Exercise materials:
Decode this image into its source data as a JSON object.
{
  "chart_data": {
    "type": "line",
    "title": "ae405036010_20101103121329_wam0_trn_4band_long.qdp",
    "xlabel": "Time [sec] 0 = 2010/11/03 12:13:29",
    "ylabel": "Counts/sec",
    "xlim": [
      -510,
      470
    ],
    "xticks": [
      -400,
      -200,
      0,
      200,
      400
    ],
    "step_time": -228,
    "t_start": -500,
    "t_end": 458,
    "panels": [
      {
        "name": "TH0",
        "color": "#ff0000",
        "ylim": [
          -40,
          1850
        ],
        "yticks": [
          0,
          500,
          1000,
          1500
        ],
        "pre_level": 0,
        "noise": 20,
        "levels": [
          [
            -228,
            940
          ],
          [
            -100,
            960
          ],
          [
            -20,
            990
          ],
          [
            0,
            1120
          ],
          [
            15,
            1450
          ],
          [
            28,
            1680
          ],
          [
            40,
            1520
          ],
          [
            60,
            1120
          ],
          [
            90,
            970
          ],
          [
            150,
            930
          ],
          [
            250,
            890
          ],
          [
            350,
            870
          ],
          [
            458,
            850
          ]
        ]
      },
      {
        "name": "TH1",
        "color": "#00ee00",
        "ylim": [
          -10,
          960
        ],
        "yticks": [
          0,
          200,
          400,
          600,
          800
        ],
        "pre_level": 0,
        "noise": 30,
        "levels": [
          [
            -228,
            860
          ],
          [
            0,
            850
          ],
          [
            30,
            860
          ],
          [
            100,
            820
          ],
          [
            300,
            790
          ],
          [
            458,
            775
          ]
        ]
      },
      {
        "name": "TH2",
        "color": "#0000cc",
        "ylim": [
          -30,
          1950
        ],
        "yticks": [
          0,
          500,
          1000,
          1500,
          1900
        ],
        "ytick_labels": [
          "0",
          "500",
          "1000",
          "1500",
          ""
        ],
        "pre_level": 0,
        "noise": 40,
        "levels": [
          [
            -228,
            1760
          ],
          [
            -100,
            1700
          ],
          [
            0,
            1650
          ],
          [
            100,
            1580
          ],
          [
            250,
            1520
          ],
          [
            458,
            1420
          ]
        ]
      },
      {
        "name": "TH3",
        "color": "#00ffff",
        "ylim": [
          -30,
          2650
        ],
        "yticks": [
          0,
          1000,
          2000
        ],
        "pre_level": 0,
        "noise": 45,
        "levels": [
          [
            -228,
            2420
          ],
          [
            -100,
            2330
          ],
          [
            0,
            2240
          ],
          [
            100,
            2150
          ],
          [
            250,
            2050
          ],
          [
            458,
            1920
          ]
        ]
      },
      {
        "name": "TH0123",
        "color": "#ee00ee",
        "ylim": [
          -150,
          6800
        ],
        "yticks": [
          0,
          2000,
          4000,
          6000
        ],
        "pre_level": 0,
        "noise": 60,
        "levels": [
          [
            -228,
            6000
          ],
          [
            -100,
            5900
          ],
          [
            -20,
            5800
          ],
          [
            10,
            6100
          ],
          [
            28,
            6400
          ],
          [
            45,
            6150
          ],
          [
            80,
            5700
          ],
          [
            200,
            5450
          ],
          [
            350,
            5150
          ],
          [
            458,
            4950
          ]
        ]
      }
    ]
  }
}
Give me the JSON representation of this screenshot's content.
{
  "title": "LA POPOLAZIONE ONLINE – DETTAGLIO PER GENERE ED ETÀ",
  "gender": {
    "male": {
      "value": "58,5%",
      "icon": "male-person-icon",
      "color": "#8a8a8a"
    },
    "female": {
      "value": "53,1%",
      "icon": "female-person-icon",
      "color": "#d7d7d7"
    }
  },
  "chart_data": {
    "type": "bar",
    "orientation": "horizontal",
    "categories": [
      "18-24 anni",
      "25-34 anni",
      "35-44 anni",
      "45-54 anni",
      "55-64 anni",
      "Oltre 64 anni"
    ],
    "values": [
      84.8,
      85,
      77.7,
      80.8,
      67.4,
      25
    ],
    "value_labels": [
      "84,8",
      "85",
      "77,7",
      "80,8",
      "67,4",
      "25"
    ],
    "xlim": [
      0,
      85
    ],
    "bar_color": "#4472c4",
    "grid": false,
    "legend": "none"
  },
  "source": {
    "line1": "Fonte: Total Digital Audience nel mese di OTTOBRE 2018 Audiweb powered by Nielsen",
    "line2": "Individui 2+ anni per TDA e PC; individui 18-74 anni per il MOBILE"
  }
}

Your objective:
Working from the entries above, return all lines that contain "name".

Solution to this exercise:
        "name": "TH0",
        "name": "TH1",
        "name": "TH2",
        "name": "TH3",
        "name": "TH0123",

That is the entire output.